[REQUIRED WORK]
In the entries that follow, find the word "close" and report each line it is on.

[DATA EXTRACT]
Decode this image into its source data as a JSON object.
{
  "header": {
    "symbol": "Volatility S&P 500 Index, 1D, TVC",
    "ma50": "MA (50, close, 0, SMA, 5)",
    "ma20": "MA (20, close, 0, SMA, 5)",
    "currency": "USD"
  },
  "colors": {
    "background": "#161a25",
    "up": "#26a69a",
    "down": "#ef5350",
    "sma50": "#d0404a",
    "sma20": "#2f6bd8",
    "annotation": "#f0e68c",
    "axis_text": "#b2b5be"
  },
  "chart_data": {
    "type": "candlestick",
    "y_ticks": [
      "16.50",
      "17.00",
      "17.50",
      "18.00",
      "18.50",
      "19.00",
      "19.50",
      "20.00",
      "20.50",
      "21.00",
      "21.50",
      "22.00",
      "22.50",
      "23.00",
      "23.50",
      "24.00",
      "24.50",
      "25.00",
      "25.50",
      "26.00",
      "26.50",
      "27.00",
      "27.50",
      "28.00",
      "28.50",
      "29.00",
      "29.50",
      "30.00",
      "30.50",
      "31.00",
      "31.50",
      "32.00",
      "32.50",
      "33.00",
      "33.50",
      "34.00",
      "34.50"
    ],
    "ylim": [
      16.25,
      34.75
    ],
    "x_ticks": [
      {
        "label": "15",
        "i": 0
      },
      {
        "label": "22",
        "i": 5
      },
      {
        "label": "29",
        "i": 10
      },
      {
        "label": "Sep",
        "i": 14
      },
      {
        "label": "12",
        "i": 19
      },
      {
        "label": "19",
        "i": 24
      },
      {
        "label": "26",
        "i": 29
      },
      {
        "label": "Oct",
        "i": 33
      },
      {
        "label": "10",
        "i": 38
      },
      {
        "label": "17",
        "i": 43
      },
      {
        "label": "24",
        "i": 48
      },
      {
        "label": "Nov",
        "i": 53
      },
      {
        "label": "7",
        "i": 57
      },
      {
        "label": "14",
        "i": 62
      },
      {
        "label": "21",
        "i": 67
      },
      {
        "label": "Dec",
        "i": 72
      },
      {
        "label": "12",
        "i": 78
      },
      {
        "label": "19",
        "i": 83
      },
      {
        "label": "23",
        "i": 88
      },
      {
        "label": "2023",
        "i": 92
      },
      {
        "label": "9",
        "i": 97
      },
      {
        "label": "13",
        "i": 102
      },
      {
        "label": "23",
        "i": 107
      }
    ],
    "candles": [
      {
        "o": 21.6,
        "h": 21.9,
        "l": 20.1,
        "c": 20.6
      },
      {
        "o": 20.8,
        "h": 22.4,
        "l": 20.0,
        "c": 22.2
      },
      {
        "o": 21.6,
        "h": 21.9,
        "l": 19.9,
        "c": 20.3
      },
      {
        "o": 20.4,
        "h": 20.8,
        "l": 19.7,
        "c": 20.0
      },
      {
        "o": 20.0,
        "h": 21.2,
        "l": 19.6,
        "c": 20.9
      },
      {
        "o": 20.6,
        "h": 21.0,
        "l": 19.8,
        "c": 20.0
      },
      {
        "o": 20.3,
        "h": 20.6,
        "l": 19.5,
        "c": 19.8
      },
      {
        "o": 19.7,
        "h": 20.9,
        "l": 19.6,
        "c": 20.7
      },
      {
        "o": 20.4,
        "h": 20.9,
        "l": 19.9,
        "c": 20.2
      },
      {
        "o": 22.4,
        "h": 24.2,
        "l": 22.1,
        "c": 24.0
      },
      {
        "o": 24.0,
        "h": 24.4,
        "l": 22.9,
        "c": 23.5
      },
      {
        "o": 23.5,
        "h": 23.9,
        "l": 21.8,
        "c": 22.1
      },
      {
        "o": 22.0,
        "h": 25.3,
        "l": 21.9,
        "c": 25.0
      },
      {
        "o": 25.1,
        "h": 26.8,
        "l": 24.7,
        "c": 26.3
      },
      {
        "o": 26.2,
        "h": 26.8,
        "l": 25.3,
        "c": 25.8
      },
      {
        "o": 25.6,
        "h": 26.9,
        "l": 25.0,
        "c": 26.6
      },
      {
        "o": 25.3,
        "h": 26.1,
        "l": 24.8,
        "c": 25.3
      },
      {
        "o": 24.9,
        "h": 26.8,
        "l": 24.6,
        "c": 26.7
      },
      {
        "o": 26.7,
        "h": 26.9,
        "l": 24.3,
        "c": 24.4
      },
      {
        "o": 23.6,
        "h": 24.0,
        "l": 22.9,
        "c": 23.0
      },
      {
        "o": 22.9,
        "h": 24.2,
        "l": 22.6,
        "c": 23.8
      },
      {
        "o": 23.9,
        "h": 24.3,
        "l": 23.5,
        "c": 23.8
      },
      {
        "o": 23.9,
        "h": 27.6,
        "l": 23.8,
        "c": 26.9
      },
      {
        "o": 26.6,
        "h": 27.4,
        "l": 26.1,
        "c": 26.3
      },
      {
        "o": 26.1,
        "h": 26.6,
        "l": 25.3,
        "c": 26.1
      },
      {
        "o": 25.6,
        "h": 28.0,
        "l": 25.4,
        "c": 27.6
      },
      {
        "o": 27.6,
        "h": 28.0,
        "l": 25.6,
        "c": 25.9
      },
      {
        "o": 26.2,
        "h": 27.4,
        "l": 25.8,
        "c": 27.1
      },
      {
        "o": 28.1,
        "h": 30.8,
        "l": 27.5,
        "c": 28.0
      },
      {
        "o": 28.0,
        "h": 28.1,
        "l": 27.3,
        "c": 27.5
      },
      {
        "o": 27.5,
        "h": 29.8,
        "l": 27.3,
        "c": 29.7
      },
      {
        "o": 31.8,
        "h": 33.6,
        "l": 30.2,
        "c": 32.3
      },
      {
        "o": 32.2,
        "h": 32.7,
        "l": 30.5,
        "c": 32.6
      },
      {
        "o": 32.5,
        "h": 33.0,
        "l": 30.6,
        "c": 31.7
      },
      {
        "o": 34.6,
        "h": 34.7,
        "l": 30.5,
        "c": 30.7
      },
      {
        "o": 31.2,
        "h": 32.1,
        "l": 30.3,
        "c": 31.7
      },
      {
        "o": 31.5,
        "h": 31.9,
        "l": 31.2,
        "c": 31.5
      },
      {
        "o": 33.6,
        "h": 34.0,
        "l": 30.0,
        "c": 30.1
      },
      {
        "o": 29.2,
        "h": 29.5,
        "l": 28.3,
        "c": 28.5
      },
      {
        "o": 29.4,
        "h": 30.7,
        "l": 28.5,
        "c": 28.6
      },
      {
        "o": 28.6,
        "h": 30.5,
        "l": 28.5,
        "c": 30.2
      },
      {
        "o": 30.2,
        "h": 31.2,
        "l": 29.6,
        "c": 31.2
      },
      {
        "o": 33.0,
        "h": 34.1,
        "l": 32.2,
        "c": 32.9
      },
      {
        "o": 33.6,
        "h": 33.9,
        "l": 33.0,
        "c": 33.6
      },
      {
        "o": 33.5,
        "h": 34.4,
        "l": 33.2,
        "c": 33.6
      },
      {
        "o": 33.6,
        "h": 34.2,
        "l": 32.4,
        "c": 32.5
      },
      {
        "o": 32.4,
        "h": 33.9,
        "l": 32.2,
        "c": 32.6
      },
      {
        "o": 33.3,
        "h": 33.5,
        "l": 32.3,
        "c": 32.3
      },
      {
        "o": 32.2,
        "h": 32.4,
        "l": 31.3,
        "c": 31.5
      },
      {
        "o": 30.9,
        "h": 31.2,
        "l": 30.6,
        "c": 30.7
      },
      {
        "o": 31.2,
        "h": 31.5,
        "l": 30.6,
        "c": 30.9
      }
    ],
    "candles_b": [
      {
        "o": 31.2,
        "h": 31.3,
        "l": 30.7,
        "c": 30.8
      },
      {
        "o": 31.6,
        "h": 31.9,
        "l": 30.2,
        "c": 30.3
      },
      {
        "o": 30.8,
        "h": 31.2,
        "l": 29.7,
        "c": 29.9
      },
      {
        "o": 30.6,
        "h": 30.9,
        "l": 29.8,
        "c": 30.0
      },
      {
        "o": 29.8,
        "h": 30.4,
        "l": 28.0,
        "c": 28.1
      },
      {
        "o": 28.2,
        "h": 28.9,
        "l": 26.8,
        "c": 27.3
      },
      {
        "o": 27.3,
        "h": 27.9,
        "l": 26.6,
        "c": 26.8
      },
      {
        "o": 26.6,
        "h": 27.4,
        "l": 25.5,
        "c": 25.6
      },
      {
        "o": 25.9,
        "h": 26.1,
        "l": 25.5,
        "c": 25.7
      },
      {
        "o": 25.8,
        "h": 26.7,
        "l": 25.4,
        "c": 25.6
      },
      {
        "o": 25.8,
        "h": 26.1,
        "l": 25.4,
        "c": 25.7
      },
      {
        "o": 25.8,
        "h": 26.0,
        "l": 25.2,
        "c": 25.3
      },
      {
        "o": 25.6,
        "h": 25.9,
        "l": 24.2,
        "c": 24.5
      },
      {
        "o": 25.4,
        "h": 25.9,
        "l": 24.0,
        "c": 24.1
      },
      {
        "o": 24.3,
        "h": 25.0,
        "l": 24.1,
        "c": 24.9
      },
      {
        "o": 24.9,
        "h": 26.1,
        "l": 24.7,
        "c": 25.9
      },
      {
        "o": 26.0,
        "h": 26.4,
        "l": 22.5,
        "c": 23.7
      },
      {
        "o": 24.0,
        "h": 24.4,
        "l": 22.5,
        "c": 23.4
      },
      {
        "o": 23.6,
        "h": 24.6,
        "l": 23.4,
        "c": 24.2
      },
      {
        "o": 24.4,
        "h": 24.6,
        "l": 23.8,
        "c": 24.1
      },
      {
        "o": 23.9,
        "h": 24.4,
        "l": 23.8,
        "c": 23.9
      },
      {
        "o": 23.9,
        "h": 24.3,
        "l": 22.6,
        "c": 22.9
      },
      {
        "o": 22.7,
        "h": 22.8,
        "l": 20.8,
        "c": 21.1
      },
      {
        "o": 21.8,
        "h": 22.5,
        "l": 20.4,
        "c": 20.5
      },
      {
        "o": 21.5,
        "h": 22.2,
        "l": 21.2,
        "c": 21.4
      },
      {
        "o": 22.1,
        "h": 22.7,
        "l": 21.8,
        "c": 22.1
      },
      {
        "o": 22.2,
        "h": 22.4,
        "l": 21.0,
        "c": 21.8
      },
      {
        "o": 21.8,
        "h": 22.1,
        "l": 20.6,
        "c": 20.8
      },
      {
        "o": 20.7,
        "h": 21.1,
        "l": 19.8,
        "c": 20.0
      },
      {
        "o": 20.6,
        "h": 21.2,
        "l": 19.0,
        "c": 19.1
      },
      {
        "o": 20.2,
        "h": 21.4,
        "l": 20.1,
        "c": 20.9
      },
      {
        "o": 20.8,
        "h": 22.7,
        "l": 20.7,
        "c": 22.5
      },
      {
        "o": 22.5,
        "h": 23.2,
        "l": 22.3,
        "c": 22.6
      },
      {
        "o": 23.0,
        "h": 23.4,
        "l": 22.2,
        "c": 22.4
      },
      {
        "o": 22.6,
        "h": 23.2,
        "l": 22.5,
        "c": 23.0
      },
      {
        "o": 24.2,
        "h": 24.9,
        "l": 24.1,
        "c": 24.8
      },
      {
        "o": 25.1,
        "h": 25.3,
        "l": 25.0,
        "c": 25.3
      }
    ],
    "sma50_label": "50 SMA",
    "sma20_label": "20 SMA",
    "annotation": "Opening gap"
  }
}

[CORRECT RESPONSE]
    "ma50": "MA (50, close, 0, SMA, 5)",
    "ma20": "MA (20, close, 0, SMA, 5)",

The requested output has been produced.